## REQUIRED TASK:
Copy out every line of the data exactly.
── RECORDS PROVIDED
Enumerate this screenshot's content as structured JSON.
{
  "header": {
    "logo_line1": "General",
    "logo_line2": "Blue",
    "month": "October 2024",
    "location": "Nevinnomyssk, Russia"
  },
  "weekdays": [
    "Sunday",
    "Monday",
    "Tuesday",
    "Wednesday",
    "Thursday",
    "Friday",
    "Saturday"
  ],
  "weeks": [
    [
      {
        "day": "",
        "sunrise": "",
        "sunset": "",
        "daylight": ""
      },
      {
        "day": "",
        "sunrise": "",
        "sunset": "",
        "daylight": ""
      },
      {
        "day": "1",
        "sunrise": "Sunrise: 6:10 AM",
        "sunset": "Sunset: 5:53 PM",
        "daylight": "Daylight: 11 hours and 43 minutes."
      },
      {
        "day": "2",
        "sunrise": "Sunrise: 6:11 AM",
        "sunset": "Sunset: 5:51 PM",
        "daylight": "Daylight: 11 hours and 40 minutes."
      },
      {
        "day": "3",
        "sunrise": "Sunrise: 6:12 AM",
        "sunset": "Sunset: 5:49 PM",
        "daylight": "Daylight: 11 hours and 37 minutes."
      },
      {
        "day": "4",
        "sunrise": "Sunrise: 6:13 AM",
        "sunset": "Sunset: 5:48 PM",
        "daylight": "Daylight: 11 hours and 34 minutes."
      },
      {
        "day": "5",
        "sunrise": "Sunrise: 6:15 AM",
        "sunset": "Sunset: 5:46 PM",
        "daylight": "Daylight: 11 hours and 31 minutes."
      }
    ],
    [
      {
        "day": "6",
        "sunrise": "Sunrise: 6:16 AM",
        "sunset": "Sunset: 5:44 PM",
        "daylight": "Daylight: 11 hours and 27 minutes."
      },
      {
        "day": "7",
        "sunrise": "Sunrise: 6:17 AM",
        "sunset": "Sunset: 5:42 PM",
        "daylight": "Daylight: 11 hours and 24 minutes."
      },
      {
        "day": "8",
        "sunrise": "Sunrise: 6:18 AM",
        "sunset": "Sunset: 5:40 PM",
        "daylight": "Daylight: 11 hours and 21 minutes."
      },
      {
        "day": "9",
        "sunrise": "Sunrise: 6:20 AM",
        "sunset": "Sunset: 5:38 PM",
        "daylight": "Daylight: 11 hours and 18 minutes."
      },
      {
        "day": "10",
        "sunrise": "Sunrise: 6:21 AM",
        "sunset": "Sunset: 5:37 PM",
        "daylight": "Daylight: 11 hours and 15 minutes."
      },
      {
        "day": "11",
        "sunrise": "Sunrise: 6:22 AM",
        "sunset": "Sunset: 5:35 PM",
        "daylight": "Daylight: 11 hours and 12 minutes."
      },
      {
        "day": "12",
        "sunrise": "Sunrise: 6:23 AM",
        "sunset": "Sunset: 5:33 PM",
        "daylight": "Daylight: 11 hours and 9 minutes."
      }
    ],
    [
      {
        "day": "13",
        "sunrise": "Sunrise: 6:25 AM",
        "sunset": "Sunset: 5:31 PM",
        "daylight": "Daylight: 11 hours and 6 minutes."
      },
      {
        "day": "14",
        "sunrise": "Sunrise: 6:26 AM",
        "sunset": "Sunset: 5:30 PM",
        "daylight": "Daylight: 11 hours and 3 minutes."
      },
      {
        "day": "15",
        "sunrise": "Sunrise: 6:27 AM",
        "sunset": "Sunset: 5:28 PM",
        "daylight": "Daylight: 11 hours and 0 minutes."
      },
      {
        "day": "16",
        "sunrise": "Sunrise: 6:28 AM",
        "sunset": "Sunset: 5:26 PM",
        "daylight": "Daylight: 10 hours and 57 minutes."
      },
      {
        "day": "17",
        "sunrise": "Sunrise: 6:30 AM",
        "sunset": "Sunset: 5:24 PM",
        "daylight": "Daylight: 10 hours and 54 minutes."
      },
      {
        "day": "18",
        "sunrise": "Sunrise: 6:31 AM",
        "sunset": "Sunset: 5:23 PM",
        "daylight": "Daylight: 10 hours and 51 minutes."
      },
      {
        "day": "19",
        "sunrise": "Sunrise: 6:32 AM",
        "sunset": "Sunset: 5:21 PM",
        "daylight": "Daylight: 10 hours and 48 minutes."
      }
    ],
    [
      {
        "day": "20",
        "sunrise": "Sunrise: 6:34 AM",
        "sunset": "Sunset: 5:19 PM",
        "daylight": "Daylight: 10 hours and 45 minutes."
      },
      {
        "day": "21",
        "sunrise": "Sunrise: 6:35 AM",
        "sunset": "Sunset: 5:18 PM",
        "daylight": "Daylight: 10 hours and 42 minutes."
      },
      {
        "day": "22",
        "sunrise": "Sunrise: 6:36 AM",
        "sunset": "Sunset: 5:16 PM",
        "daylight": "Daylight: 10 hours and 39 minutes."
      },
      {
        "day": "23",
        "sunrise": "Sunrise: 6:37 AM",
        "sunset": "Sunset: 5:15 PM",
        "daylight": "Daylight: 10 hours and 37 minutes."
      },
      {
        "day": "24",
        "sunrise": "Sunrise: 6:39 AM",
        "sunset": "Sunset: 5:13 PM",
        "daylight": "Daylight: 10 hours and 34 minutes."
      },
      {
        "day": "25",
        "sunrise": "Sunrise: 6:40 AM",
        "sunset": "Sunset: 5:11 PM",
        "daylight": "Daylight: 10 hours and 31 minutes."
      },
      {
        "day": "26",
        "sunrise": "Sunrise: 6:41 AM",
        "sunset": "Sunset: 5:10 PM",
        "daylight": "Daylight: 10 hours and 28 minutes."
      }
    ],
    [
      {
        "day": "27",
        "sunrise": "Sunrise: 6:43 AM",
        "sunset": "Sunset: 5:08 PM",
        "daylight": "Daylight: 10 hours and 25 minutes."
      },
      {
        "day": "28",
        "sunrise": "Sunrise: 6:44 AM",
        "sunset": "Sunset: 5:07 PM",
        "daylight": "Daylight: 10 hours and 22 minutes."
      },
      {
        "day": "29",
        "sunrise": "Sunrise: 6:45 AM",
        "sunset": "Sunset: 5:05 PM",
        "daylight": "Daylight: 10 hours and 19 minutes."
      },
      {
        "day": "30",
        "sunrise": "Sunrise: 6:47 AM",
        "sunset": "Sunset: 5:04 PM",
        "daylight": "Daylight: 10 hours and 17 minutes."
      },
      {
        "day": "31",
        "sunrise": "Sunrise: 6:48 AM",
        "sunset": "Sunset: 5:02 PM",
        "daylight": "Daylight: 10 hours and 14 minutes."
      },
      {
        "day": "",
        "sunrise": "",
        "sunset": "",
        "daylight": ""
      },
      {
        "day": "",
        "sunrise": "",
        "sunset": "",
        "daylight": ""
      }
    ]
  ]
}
────
## REPLY:
Enumerate this screenshot's content as structured JSON.
{
  "header": {
    "logo_line1": "General",
    "logo_line2": "Blue",
    "month": "October 2024",
    "location": "Nevinnomyssk, Russia"
  },
  "weekdays": [
    "Sunday",
    "Monday",
    "Tuesday",
    "Wednesday",
    "Thursday",
    "Friday",
    "Saturday"
  ],
  "weeks": [
    [
      {
        "day": "",
        "sunrise": "",
        "sunset": "",
        "daylight": ""
      },
      {
        "day": "",
        "sunrise": "",
        "sunset": "",
        "daylight": ""
      },
      {
        "day": "1",
        "sunrise": "Sunrise: 6:10 AM",
        "sunset": "Sunset: 5:53 PM",
        "daylight": "Daylight: 11 hours and 43 minutes."
      },
      {
        "day": "2",
        "sunrise": "Sunrise: 6:11 AM",
        "sunset": "Sunset: 5:51 PM",
        "daylight": "Daylight: 11 hours and 40 minutes."
      },
      {
        "day": "3",
        "sunrise": "Sunrise: 6:12 AM",
        "sunset": "Sunset: 5:49 PM",
        "daylight": "Daylight: 11 hours and 37 minutes."
      },
      {
        "day": "4",
        "sunrise": "Sunrise: 6:13 AM",
        "sunset": "Sunset: 5:48 PM",
        "daylight": "Daylight: 11 hours and 34 minutes."
      },
      {
        "day": "5",
        "sunrise": "Sunrise: 6:15 AM",
        "sunset": "Sunset: 5:46 PM",
        "daylight": "Daylight: 11 hours and 31 minutes."
      }
    ],
    [
      {
        "day": "6",
        "sunrise": "Sunrise: 6:16 AM",
        "sunset": "Sunset: 5:44 PM",
        "daylight": "Daylight: 11 hours and 27 minutes."
      },
      {
        "day": "7",
        "sunrise": "Sunrise: 6:17 AM",
        "sunset": "Sunset: 5:42 PM",
        "daylight": "Daylight: 11 hours and 24 minutes."
      },
      {
        "day": "8",
        "sunrise": "Sunrise: 6:18 AM",
        "sunset": "Sunset: 5:40 PM",
        "daylight": "Daylight: 11 hours and 21 minutes."
      },
      {
        "day": "9",
        "sunrise": "Sunrise: 6:20 AM",
        "sunset": "Sunset: 5:38 PM",
        "daylight": "Daylight: 11 hours and 18 minutes."
      },
      {
        "day": "10",
        "sunrise": "Sunrise: 6:21 AM",
        "sunset": "Sunset: 5:37 PM",
        "daylight": "Daylight: 11 hours and 15 minutes."
      },
      {
        "day": "11",
        "sunrise": "Sunrise: 6:22 AM",
        "sunset": "Sunset: 5:35 PM",
        "daylight": "Daylight: 11 hours and 12 minutes."
      },
      {
        "day": "12",
        "sunrise": "Sunrise: 6:23 AM",
        "sunset": "Sunset: 5:33 PM",
        "daylight": "Daylight: 11 hours and 9 minutes."
      }
    ],
    [
      {
        "day": "13",
        "sunrise": "Sunrise: 6:25 AM",
        "sunset": "Sunset: 5:31 PM",
        "daylight": "Daylight: 11 hours and 6 minutes."
      },
      {
        "day": "14",
        "sunrise": "Sunrise: 6:26 AM",
        "sunset": "Sunset: 5:30 PM",
        "daylight": "Daylight: 11 hours and 3 minutes."
      },
      {
        "day": "15",
        "sunrise": "Sunrise: 6:27 AM",
        "sunset": "Sunset: 5:28 PM",
        "daylight": "Daylight: 11 hours and 0 minutes."
      },
      {
        "day": "16",
        "sunrise": "Sunrise: 6:28 AM",
        "sunset": "Sunset: 5:26 PM",
        "daylight": "Daylight: 10 hours and 57 minutes."
      },
      {
        "day": "17",
        "sunrise": "Sunrise: 6:30 AM",
        "sunset": "Sunset: 5:24 PM",
        "daylight": "Daylight: 10 hours and 54 minutes."
      },
      {
        "day": "18",
        "sunrise": "Sunrise: 6:31 AM",
        "sunset": "Sunset: 5:23 PM",
        "daylight": "Daylight: 10 hours and 51 minutes."
      },
      {
        "day": "19",
        "sunrise": "Sunrise: 6:32 AM",
        "sunset": "Sunset: 5:21 PM",
        "daylight": "Daylight: 10 hours and 48 minutes."
      }
    ],
    [
      {
        "day": "20",
        "sunrise": "Sunrise: 6:34 AM",
        "sunset": "Sunset: 5:19 PM",
        "daylight": "Daylight: 10 hours and 45 minutes."
      },
      {
        "day": "21",
        "sunrise": "Sunrise: 6:35 AM",
        "sunset": "Sunset: 5:18 PM",
        "daylight": "Daylight: 10 hours and 42 minutes."
      },
      {
        "day": "22",
        "sunrise": "Sunrise: 6:36 AM",
        "sunset": "Sunset: 5:16 PM",
        "daylight": "Daylight: 10 hours and 39 minutes."
      },
      {
        "day": "23",
        "sunrise": "Sunrise: 6:37 AM",
        "sunset": "Sunset: 5:15 PM",
        "daylight": "Daylight: 10 hours and 37 minutes."
      },
      {
        "day": "24",
        "sunrise": "Sunrise: 6:39 AM",
        "sunset": "Sunset: 5:13 PM",
        "daylight": "Daylight: 10 hours and 34 minutes."
      },
      {
        "day": "25",
        "sunrise": "Sunrise: 6:40 AM",
        "sunset": "Sunset: 5:11 PM",
        "daylight": "Daylight: 10 hours and 31 minutes."
      },
      {
        "day": "26",
        "sunrise": "Sunrise: 6:41 AM",
        "sunset": "Sunset: 5:10 PM",
        "daylight": "Daylight: 10 hours and 28 minutes."
      }
    ],
    [
      {
        "day": "27",
        "sunrise": "Sunrise: 6:43 AM",
        "sunset": "Sunset: 5:08 PM",
        "daylight": "Daylight: 10 hours and 25 minutes."
      },
      {
        "day": "28",
        "sunrise": "Sunrise: 6:44 AM",
        "sunset": "Sunset: 5:07 PM",
        "daylight": "Daylight: 10 hours and 22 minutes."
      },
      {
        "day": "29",
        "sunrise": "Sunrise: 6:45 AM",
        "sunset": "Sunset: 5:05 PM",
        "daylight": "Daylight: 10 hours and 19 minutes."
      },
      {
        "day": "30",
        "sunrise": "Sunrise: 6:47 AM",
        "sunset": "Sunset: 5:04 PM",
        "daylight": "Daylight: 10 hours and 17 minutes."
      },
      {
        "day": "31",
        "sunrise": "Sunrise: 6:48 AM",
        "sunset": "Sunset: 5:02 PM",
        "daylight": "Daylight: 10 hours and 14 minutes."
      },
      {
        "day": "",
        "sunrise": "",
        "sunset": "",
        "daylight": ""
      },
      {
        "day": "",
        "sunrise": "",
        "sunset": "",
        "daylight": ""
      }
    ]
  ]
}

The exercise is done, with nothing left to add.